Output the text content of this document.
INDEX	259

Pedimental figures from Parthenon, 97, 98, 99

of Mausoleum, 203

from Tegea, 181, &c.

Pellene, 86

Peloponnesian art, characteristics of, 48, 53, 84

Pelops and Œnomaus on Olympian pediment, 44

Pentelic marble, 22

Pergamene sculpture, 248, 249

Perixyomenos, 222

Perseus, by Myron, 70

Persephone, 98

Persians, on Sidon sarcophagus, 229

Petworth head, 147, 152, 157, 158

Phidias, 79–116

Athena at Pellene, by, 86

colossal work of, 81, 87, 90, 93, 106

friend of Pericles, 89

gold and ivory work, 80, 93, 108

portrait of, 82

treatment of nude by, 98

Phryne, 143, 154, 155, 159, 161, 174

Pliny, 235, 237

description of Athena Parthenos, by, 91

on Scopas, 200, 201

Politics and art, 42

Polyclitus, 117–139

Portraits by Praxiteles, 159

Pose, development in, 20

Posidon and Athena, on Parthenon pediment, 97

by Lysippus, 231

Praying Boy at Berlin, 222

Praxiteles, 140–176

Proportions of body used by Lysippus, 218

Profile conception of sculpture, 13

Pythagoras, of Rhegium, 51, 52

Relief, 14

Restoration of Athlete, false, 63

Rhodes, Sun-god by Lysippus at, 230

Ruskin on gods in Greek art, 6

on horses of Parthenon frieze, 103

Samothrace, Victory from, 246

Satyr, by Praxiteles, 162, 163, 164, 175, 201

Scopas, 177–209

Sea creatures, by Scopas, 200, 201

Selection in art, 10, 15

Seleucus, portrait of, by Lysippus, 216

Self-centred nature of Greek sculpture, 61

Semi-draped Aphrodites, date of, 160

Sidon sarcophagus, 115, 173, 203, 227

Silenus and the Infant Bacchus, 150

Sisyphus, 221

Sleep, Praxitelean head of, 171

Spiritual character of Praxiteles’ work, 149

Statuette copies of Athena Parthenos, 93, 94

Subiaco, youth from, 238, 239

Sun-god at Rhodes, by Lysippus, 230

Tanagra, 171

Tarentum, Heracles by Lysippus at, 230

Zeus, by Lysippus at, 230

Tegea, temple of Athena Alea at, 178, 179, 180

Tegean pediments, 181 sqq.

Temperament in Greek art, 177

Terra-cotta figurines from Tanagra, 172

▶ GIVEN TASK
Every line above needs to be retyped exactly.

▶ RESPONSE BELOW
Output the text content of this document.
INDEX	259

Pedimental figures from Parthenon, 97, 98, 99

of Mausoleum, 203

from Tegea, 181, &c.

Pellene, 86

Peloponnesian art, characteristics of, 48, 53, 84

Pelops and Œnomaus on Olympian pediment, 44

Pentelic marble, 22

Pergamene sculpture, 248, 249

Perixyomenos, 222

Perseus, by Myron, 70

Persephone, 98

Persians, on Sidon sarcophagus, 229

Petworth head, 147, 152, 157, 158

Phidias, 79–116

Athena at Pellene, by, 86

colossal work of, 81, 87, 90, 93, 106

friend of Pericles, 89

gold and ivory work, 80, 93, 108

portrait of, 82

treatment of nude by, 98

Phryne, 143, 154, 155, 159, 161, 174

Pliny, 235, 237

description of Athena Parthenos, by, 91

on Scopas, 200, 201

Politics and art, 42

Polyclitus, 117–139

Portraits by Praxiteles, 159

Pose, development in, 20

Posidon and Athena, on Parthenon pediment, 97

by Lysippus, 231

Praying Boy at Berlin, 222

Praxiteles, 140–176

Proportions of body used by Lysippus, 218

Profile conception of sculpture, 13

Pythagoras, of Rhegium, 51, 52

Relief, 14

Restoration of Athlete, false, 63

Rhodes, Sun-god by Lysippus at, 230

Ruskin on gods in Greek art, 6

on horses of Parthenon frieze, 103

Samothrace, Victory from, 246

Satyr, by Praxiteles, 162, 163, 164, 175, 201

Scopas, 177–209

Sea creatures, by Scopas, 200, 201

Selection in art, 10, 15

Seleucus, portrait of, by Lysippus, 216

Self-centred nature of Greek sculpture, 61

Semi-draped Aphrodites, date of, 160

Sidon sarcophagus, 115, 173, 203, 227

Silenus and the Infant Bacchus, 150

Sisyphus, 221

Sleep, Praxitelean head of, 171

Spiritual character of Praxiteles’ work, 149

Statuette copies of Athena Parthenos, 93, 94

Subiaco, youth from, 238, 239

Sun-god at Rhodes, by Lysippus, 230

Tanagra, 171

Tarentum, Heracles by Lysippus at, 230

Zeus, by Lysippus at, 230

Tegea, temple of Athena Alea at, 178, 179, 180

Tegean pediments, 181 sqq.

Temperament in Greek art, 177

Terra-cotta figurines from Tanagra, 172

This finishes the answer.